◆ WHAT THIS TASK INVOLVES
If a line in the data below contains "respuesta", copy it.

== == ==

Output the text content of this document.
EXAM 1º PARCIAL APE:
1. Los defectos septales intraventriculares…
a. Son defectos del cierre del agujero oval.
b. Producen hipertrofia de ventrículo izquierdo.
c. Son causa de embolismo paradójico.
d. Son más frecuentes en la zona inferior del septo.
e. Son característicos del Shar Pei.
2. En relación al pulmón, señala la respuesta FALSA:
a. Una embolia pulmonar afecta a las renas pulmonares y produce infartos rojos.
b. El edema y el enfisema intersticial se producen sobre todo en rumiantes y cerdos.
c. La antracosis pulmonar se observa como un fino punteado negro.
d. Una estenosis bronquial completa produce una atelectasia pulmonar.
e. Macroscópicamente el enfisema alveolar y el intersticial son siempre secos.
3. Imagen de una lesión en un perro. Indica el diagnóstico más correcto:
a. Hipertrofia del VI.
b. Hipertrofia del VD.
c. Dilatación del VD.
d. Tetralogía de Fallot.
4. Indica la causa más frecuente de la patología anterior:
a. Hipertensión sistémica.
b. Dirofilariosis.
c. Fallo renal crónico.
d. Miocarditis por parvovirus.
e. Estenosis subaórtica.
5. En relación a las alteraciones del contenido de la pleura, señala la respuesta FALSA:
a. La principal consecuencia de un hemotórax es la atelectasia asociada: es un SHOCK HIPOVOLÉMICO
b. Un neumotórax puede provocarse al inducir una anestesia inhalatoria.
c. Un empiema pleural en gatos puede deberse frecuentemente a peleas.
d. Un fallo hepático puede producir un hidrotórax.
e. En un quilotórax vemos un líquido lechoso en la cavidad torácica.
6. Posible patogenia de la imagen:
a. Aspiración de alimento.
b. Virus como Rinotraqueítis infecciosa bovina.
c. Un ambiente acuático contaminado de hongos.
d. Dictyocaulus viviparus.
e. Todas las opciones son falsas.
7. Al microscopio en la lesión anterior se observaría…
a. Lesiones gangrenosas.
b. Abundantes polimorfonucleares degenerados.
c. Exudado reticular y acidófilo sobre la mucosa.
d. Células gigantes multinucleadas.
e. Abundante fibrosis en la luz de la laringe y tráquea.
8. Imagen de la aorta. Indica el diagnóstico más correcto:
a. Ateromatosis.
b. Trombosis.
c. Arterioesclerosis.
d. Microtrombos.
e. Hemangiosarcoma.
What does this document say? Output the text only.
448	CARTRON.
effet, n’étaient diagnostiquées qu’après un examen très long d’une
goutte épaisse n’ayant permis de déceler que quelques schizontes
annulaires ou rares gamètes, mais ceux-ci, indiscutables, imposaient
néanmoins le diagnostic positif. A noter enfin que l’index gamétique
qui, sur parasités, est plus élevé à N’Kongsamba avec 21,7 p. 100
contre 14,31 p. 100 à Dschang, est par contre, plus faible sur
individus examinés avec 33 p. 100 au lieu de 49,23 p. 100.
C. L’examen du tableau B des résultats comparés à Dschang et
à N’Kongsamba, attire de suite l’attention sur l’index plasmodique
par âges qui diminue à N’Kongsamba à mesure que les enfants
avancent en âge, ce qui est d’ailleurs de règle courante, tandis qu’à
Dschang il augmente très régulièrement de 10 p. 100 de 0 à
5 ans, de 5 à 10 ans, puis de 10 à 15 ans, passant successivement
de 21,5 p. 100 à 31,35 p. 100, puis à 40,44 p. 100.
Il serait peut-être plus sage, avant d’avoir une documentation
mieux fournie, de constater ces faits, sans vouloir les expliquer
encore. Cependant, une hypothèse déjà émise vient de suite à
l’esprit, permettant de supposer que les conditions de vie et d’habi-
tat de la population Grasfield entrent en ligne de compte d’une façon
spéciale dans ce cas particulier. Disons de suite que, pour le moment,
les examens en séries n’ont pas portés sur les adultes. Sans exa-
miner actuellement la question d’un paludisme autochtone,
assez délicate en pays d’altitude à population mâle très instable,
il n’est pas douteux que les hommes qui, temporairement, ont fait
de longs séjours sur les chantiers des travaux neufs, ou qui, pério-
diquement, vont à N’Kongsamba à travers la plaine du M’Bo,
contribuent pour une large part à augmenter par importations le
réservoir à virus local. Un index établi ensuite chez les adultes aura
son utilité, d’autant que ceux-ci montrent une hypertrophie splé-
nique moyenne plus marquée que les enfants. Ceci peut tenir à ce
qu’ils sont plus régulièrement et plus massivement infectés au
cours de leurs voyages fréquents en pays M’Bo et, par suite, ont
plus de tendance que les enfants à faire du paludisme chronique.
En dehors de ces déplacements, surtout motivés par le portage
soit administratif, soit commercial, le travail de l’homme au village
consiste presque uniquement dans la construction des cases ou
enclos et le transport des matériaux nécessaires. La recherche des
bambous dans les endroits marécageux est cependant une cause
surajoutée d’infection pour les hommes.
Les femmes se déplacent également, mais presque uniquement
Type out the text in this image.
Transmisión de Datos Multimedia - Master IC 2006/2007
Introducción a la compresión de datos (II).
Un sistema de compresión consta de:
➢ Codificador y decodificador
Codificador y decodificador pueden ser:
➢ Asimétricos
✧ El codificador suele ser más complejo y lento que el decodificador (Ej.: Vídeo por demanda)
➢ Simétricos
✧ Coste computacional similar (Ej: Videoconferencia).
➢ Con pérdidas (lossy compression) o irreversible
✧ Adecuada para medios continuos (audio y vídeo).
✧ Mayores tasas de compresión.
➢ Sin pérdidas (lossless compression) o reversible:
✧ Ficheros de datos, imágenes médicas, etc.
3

== == ==

◆ RESPONSE BELOW
2. En relación al pulmón, señala la respuesta FALSA:
5. En relación a las alteraciones del contenido de la pleura, señala la respuesta FALSA:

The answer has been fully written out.